**Instructions to follow**
Gather the lines from the material that contain "color".

* begin Raw records *

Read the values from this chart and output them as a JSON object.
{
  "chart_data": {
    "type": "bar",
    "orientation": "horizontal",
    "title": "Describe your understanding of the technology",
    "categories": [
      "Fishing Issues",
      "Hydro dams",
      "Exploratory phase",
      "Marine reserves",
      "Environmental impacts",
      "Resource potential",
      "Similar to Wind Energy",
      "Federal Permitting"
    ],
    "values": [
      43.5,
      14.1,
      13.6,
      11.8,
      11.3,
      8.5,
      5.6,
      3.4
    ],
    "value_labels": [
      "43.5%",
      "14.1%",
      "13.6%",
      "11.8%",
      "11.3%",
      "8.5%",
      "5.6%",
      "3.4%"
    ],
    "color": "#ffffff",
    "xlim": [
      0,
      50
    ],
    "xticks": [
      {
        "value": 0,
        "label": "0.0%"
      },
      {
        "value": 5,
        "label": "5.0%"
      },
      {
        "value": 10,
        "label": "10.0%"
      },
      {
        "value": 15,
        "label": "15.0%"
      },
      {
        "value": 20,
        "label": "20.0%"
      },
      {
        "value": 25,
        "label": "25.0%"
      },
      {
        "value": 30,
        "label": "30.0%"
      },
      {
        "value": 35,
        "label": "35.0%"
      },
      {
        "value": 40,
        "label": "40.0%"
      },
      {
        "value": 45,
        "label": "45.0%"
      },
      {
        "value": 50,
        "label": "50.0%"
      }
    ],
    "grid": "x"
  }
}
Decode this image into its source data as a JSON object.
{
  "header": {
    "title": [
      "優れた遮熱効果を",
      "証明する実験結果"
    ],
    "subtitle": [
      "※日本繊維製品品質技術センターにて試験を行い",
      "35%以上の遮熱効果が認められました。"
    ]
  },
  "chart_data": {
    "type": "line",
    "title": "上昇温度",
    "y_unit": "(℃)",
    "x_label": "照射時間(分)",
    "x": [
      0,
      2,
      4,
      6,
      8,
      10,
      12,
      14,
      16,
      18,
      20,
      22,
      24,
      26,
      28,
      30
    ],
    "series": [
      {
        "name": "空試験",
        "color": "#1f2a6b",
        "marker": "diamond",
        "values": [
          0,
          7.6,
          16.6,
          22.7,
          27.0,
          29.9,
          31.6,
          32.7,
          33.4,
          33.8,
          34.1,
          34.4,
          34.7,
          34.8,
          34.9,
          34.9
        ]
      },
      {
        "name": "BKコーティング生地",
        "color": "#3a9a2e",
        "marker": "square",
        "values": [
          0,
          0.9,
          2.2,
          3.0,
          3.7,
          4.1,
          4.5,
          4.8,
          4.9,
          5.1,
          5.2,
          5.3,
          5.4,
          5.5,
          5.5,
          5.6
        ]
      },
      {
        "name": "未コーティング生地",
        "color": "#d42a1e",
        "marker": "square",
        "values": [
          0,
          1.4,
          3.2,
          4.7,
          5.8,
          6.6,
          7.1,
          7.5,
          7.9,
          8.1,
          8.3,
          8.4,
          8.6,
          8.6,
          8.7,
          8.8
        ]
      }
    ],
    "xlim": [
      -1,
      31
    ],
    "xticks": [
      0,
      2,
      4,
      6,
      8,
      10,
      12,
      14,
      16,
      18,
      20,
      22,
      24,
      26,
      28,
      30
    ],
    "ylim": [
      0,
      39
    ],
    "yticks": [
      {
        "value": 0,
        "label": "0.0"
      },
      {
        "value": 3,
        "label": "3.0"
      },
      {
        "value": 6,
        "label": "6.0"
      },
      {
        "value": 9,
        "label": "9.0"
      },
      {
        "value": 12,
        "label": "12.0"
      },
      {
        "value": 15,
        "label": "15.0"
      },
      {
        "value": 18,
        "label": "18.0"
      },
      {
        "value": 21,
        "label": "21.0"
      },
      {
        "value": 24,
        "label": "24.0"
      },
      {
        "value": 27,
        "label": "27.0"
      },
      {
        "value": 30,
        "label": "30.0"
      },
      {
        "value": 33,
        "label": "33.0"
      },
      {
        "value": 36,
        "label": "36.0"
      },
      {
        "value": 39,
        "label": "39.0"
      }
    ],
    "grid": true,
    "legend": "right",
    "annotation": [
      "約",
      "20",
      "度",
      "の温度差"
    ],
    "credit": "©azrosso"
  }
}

* end Raw records *

**Task response**
    "color": "#ffffff",
        "color": "#1f2a6b",
        "color": "#3a9a2e",
        "color": "#d42a1e",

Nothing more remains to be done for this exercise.